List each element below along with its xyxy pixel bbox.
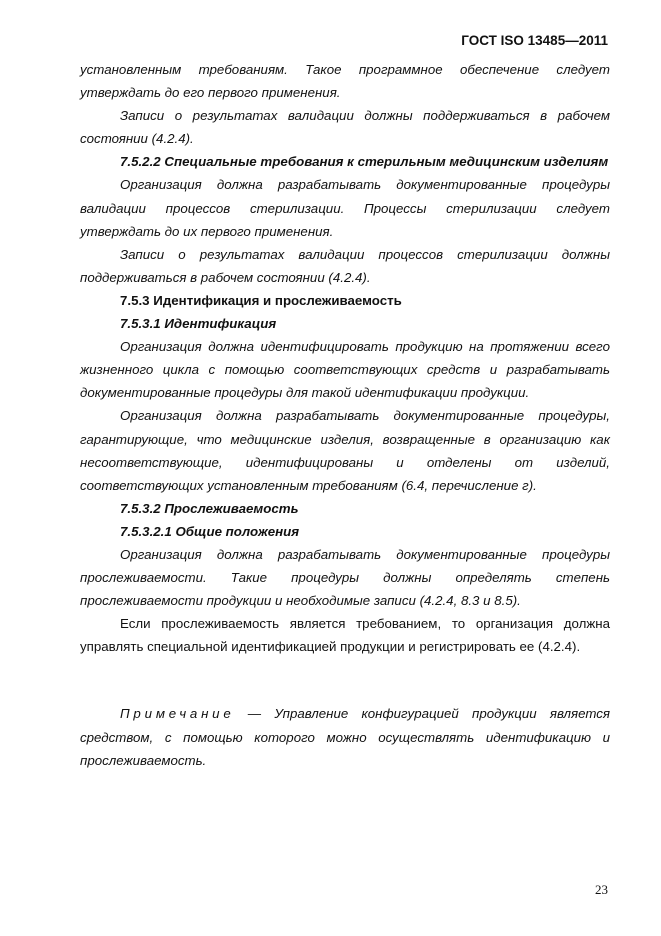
paragraph-traceability-requirement: Если прослеживаемость является требованием, то организация должна управлять специальной идентификацией продукции и регистрировать ее (4.2.4).: [80, 616, 610, 655]
paragraph-traceability-procedures: Организация должна разрабатывать документированные процедуры прослеживаемости. Такие процедуры должны определять степень прослеживаемости продукции и необходимые записи (4.2.4, 8.3 и 8.5).: [80, 546, 610, 609]
heading-7-5-3: 7.5.3 Идентификация и прослеживаемость: [120, 292, 402, 308]
paragraph-identification: Организация должна идентифицировать продукцию на протяжении всего жизненного цикла с помощью соответствующих средств и разрабатывать документированные процедуры для такой идентификации продукции.: [80, 339, 610, 401]
heading-7-5-3-2: 7.5.3.2 Прослеживаемость: [120, 500, 299, 516]
paragraph-records: Записи о результатах валидации должны поддерживаться в рабочем состоянии (4.2.4).: [80, 108, 610, 147]
heading-7-5-3-1: 7.5.3.1 Идентификация: [120, 316, 277, 332]
document-header: ГОСТ ISO 13485—2011: [461, 33, 608, 48]
heading-7-5-3-2-1: 7.5.3.2.1 Общие положения: [120, 523, 300, 539]
note-label: Примечание: [120, 706, 235, 722]
paragraph-returned-devices: Организация должна разрабатывать документированные процедуры, гарантирующие, что медицинские изделия, возвращенные в организацию как несоответствующие, идентифицированы и отделены от изделий, соответствующих установленным требованиям (6.4, перечисление г).: [80, 408, 610, 493]
heading-7-5-2-2: 7.5.2.2 Специальные требования к стерильным медицинским изделиям: [120, 154, 609, 170]
page-number: 23: [595, 882, 608, 897]
paragraph-continuation: установленным требованиям. Такое программное обеспечение следует утверждать до его первого применения.: [80, 62, 610, 101]
note-text: — Управление конфигурацией продукции является средством, с помощью которого можно осуществлять идентификацию и прослеживаемость.: [80, 706, 610, 768]
note-paragraph: [80, 702, 610, 771]
paragraph-sterilization-procedures: Организация должна разрабатывать документированные процедуры валидации процессов стерилизации. Процессы стерилизации следует утверждать до их первого применения.: [80, 177, 610, 239]
paragraph-sterilization-records: Записи о результатах валидации процессов стерилизации должны поддерживаться в рабочем состоянии (4.2.4).: [80, 246, 610, 285]
page-body: [80, 58, 610, 772]
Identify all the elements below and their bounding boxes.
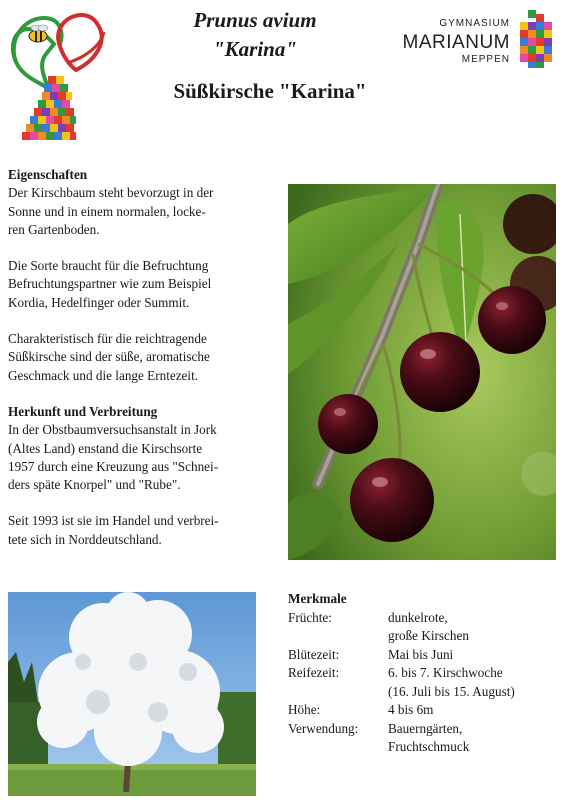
feature-label: Früchte:	[288, 609, 332, 625]
feature-row-bloom	[288, 646, 560, 665]
text-line: Seit 1993 ist sie im Handel und verbrei-	[8, 513, 219, 529]
text-line: Die Sorte braucht für die Befruchtung	[8, 258, 209, 274]
origin-paragraph-1	[8, 421, 258, 494]
feature-value	[388, 664, 560, 701]
text-line: Charakteristisch für die reichtragende	[8, 331, 207, 347]
school-logo-line1: GYMNASIUM	[439, 18, 510, 29]
text-line: Sonne und in einem normalen, locke-	[8, 203, 206, 219]
feature-label: Reifezeit:	[288, 665, 340, 680]
school-logo-line3: MEPPEN	[461, 54, 510, 65]
features-heading: Merkmale	[288, 591, 347, 606]
text-line: tete sich in Norddeutschland.	[8, 531, 162, 547]
latin-name-line1: Prunus avium	[193, 8, 317, 32]
feature-value-line: Bauerngärten,	[388, 720, 463, 736]
blossoming-cherry-tree-photo	[8, 592, 256, 796]
feature-row-ripening	[288, 664, 560, 701]
feature-value: Mai bis Juni	[388, 646, 454, 662]
latin-name-line2: "Karina"	[212, 37, 297, 61]
text-line: Geschmack und die lange Erntezeit.	[8, 367, 199, 383]
feature-value: 4 bis 6m	[388, 702, 434, 717]
text-line: ders späte Knorpel" und "Rube".	[8, 477, 181, 493]
text-line: Kordia, Hedelfinger oder Summit.	[8, 294, 190, 310]
mosaic-icon	[520, 10, 552, 68]
german-name: Süßkirsche "Karina"	[173, 79, 367, 103]
feature-value-line: dunkelrote,	[388, 609, 448, 625]
text-line: Süßkirsche sind der süße, aromatische	[8, 349, 210, 365]
text-line: 1957 durch eine Kreuzung aus "Schnei-	[8, 458, 219, 474]
feature-row-usage	[288, 720, 560, 757]
school-logo-line2: MARIANUM	[402, 32, 510, 53]
properties-paragraph-2	[8, 257, 258, 312]
feature-label: Verwendung:	[288, 720, 359, 736]
feature-value-line: große Kirschen	[388, 628, 469, 643]
feature-value-line: Fruchtschmuck	[388, 739, 470, 754]
text-line: Der Kirschbaum steht bevorzugt in der	[8, 185, 214, 201]
origin-paragraph-2	[8, 512, 258, 549]
origin-heading: Herkunft und Verbreitung	[8, 403, 158, 419]
text-line: ren Gartenboden.	[8, 221, 100, 237]
bee-heart-tree-icon	[8, 4, 112, 142]
properties-paragraph-1	[8, 184, 258, 239]
feature-value	[388, 720, 560, 757]
text-line: Befruchtungspartner wie zum Beispiel	[8, 276, 212, 292]
school-logo	[394, 8, 554, 68]
feature-label: Blütezeit:	[288, 646, 340, 662]
feature-row-height	[288, 701, 560, 720]
properties-paragraph-3	[8, 330, 258, 385]
feature-row-fruits	[288, 609, 560, 646]
cherries-on-branch-photo	[288, 184, 556, 560]
text-line: In der Obstbaumversuchsanstalt in Jork	[8, 422, 217, 438]
feature-value	[388, 609, 560, 646]
latin-name	[120, 6, 390, 64]
properties-heading: Eigenschaften	[8, 167, 88, 182]
feature-label: Höhe:	[288, 702, 321, 717]
feature-value-line: 6. bis 7. Kirschwoche	[388, 665, 503, 680]
description-column	[8, 166, 258, 549]
feature-value-line: (16. Juli bis 15. August)	[388, 683, 515, 699]
features-table	[288, 590, 560, 757]
text-line: (Altes Land) enstand die Kirschsorte	[8, 440, 203, 456]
^^^^^^^^^^^^^^^^
### WHAT IS BEING ASKED
Print every line of the data exactly, from the line containing "609, 332, 625]" down to the line containing "8, 554, 68]", with both of those lines included.

### SOLUTION FOR THIS PROBLEM
feature-label: Früchte:	[288, 609, 332, 625]
feature-row-bloom	[288, 646, 560, 665]
text-line: Seit 1993 ist sie im Handel und verbrei-	[8, 513, 219, 529]
text-line: Die Sorte braucht für die Befruchtung	[8, 258, 209, 274]
origin-paragraph-1	[8, 421, 258, 494]
feature-value	[388, 664, 560, 701]
text-line: Charakteristisch für die reichtragende	[8, 331, 207, 347]
school-logo-line1: GYMNASIUM	[439, 18, 510, 29]
text-line: Sonne und in einem normalen, locke-	[8, 203, 206, 219]
feature-label: Reifezeit:	[288, 665, 340, 680]
school-logo-line3: MEPPEN	[461, 54, 510, 65]
features-heading: Merkmale	[288, 591, 347, 606]
text-line: tete sich in Norddeutschland.	[8, 531, 162, 547]
latin-name-line1: Prunus avium	[193, 8, 317, 32]
feature-value-line: Bauerngärten,	[388, 720, 463, 736]
blossoming-cherry-tree-photo	[8, 592, 256, 796]
feature-row-ripening	[288, 664, 560, 701]
feature-value: Mai bis Juni	[388, 646, 454, 662]
latin-name-line2: "Karina"	[212, 37, 297, 61]
text-line: Geschmack und die lange Erntezeit.	[8, 367, 199, 383]
feature-value: 4 bis 6m	[388, 702, 434, 717]
text-line: ders späte Knorpel" und "Rube".	[8, 477, 181, 493]
text-line: Kordia, Hedelfinger oder Summit.	[8, 294, 190, 310]
mosaic-icon	[520, 10, 552, 68]
german-name: Süßkirsche "Karina"	[173, 79, 367, 103]
feature-value-line: dunkelrote,	[388, 609, 448, 625]
text-line: Süßkirsche sind der süße, aromatische	[8, 349, 210, 365]
text-line: 1957 durch eine Kreuzung aus "Schnei-	[8, 458, 219, 474]
feature-row-usage	[288, 720, 560, 757]
school-logo-line2: MARIANUM	[402, 32, 510, 53]
properties-paragraph-2	[8, 257, 258, 312]
feature-label: Verwendung:	[288, 720, 359, 736]
feature-value-line: große Kirschen	[388, 628, 469, 643]
feature-value-line: Fruchtschmuck	[388, 739, 470, 754]
text-line: Der Kirschbaum steht bevorzugt in der	[8, 185, 214, 201]
origin-paragraph-2	[8, 512, 258, 549]
origin-heading: Herkunft und Verbreitung	[8, 403, 158, 419]
text-line: ren Gartenboden.	[8, 221, 100, 237]
bee-heart-tree-icon	[8, 4, 112, 142]
properties-paragraph-1	[8, 184, 258, 239]
feature-value	[388, 720, 560, 757]
text-line: Befruchtungspartner wie zum Beispiel	[8, 276, 212, 292]
school-logo	[394, 8, 554, 68]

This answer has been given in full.